Start

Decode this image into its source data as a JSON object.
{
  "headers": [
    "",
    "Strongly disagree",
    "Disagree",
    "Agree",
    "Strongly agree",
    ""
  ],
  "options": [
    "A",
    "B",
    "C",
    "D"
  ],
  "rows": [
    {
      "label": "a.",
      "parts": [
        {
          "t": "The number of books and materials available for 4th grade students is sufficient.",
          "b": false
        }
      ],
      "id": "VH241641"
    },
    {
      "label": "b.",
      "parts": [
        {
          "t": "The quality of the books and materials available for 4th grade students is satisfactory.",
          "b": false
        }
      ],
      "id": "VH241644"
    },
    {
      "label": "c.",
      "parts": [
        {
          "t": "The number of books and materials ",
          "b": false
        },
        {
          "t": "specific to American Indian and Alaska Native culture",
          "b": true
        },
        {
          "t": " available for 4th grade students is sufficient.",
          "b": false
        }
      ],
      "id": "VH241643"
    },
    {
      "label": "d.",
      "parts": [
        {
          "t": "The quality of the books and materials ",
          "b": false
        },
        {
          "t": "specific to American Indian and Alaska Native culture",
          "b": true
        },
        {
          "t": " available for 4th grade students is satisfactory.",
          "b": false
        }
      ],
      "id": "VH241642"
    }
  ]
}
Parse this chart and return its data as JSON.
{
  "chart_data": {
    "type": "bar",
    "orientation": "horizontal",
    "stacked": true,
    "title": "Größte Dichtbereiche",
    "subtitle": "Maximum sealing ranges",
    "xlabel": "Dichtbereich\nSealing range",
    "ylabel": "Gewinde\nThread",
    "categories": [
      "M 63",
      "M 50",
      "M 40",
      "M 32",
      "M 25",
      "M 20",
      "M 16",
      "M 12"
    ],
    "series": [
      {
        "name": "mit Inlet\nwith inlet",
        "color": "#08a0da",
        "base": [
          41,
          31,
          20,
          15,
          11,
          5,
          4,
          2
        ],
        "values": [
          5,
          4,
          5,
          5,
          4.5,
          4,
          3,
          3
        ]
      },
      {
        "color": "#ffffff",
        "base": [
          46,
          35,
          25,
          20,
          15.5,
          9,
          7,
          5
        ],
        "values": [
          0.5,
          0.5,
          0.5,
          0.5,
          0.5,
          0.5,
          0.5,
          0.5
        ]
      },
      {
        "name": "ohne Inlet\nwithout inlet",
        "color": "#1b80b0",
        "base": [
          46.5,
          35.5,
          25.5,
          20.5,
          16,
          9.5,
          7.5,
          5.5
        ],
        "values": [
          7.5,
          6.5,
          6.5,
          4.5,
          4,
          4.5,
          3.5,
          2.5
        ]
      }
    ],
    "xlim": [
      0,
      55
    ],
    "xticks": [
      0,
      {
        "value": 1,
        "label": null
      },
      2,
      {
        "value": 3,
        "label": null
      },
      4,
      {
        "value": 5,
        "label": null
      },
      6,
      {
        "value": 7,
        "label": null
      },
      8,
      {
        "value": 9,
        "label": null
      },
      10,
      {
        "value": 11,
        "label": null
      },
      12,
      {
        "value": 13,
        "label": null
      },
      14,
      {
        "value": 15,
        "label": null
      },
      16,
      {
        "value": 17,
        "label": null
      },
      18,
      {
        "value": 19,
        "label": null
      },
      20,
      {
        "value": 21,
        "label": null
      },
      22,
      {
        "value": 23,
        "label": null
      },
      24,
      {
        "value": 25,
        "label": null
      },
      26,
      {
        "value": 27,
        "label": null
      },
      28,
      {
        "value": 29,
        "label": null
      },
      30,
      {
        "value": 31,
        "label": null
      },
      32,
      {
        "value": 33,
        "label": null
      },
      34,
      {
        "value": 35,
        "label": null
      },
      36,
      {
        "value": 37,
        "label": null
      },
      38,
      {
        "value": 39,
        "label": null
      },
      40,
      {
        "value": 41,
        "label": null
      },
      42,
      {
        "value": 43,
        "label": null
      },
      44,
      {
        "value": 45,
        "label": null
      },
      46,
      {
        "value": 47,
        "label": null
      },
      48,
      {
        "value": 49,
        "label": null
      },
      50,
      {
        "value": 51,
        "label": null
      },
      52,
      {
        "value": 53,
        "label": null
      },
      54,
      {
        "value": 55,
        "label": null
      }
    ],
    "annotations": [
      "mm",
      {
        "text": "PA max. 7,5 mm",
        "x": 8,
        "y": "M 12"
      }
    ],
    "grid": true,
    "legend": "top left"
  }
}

End

--- WORK TO DO ---
Give the entries again in full, exactly as they are written.

--- THE COMPLETED TASK ---
Decode this image into its source data as a JSON object.
{
  "headers": [
    "",
    "Strongly disagree",
    "Disagree",
    "Agree",
    "Strongly agree",
    ""
  ],
  "options": [
    "A",
    "B",
    "C",
    "D"
  ],
  "rows": [
    {
      "label": "a.",
      "parts": [
        {
          "t": "The number of books and materials available for 4th grade students is sufficient.",
          "b": false
        }
      ],
      "id": "VH241641"
    },
    {
      "label": "b.",
      "parts": [
        {
          "t": "The quality of the books and materials available for 4th grade students is satisfactory.",
          "b": false
        }
      ],
      "id": "VH241644"
    },
    {
      "label": "c.",
      "parts": [
        {
          "t": "The number of books and materials ",
          "b": false
        },
        {
          "t": "specific to American Indian and Alaska Native culture",
          "b": true
        },
        {
          "t": " available for 4th grade students is sufficient.",
          "b": false
        }
      ],
      "id": "VH241643"
    },
    {
      "label": "d.",
      "parts": [
        {
          "t": "The quality of the books and materials ",
          "b": false
        },
        {
          "t": "specific to American Indian and Alaska Native culture",
          "b": true
        },
        {
          "t": " available for 4th grade students is satisfactory.",
          "b": false
        }
      ],
      "id": "VH241642"
    }
  ]
}
Parse this chart and return its data as JSON.
{
  "chart_data": {
    "type": "bar",
    "orientation": "horizontal",
    "stacked": true,
    "title": "Größte Dichtbereiche",
    "subtitle": "Maximum sealing ranges",
    "xlabel": "Dichtbereich\nSealing range",
    "ylabel": "Gewinde\nThread",
    "categories": [
      "M 63",
      "M 50",
      "M 40",
      "M 32",
      "M 25",
      "M 20",
      "M 16",
      "M 12"
    ],
    "series": [
      {
        "name": "mit Inlet\nwith inlet",
        "color": "#08a0da",
        "base": [
          41,
          31,
          20,
          15,
          11,
          5,
          4,
          2
        ],
        "values": [
          5,
          4,
          5,
          5,
          4.5,
          4,
          3,
          3
        ]
      },
      {
        "color": "#ffffff",
        "base": [
          46,
          35,
          25,
          20,
          15.5,
          9,
          7,
          5
        ],
        "values": [
          0.5,
          0.5,
          0.5,
          0.5,
          0.5,
          0.5,
          0.5,
          0.5
        ]
      },
      {
        "name": "ohne Inlet\nwithout inlet",
        "color": "#1b80b0",
        "base": [
          46.5,
          35.5,
          25.5,
          20.5,
          16,
          9.5,
          7.5,
          5.5
        ],
        "values": [
          7.5,
          6.5,
          6.5,
          4.5,
          4,
          4.5,
          3.5,
          2.5
        ]
      }
    ],
    "xlim": [
      0,
      55
    ],
    "xticks": [
      0,
      {
        "value": 1,
        "label": null
      },
      2,
      {
        "value": 3,
        "label": null
      },
      4,
      {
        "value": 5,
        "label": null
      },
      6,
      {
        "value": 7,
        "label": null
      },
      8,
      {
        "value": 9,
        "label": null
      },
      10,
      {
        "value": 11,
        "label": null
      },
      12,
      {
        "value": 13,
        "label": null
      },
      14,
      {
        "value": 15,
        "label": null
      },
      16,
      {
        "value": 17,
        "label": null
      },
      18,
      {
        "value": 19,
        "label": null
      },
      20,
      {
        "value": 21,
        "label": null
      },
      22,
      {
        "value": 23,
        "label": null
      },
      24,
      {
        "value": 25,
        "label": null
      },
      26,
      {
        "value": 27,
        "label": null
      },
      28,
      {
        "value": 29,
        "label": null
      },
      30,
      {
        "value": 31,
        "label": null
      },
      32,
      {
        "value": 33,
        "label": null
      },
      34,
      {
        "value": 35,
        "label": null
      },
      36,
      {
        "value": 37,
        "label": null
      },
      38,
      {
        "value": 39,
        "label": null
      },
      40,
      {
        "value": 41,
        "label": null
      },
      42,
      {
        "value": 43,
        "label": null
      },
      44,
      {
        "value": 45,
        "label": null
      },
      46,
      {
        "value": 47,
        "label": null
      },
      48,
      {
        "value": 49,
        "label": null
      },
      50,
      {
        "value": 51,
        "label": null
      },
      52,
      {
        "value": 53,
        "label": null
      },
      54,
      {
        "value": 55,
        "label": null
      }
    ],
    "annotations": [
      "mm",
      {
        "text": "PA max. 7,5 mm",
        "x": 8,
        "y": "M 12"
      }
    ],
    "grid": true,
    "legend": "top left"
  }
}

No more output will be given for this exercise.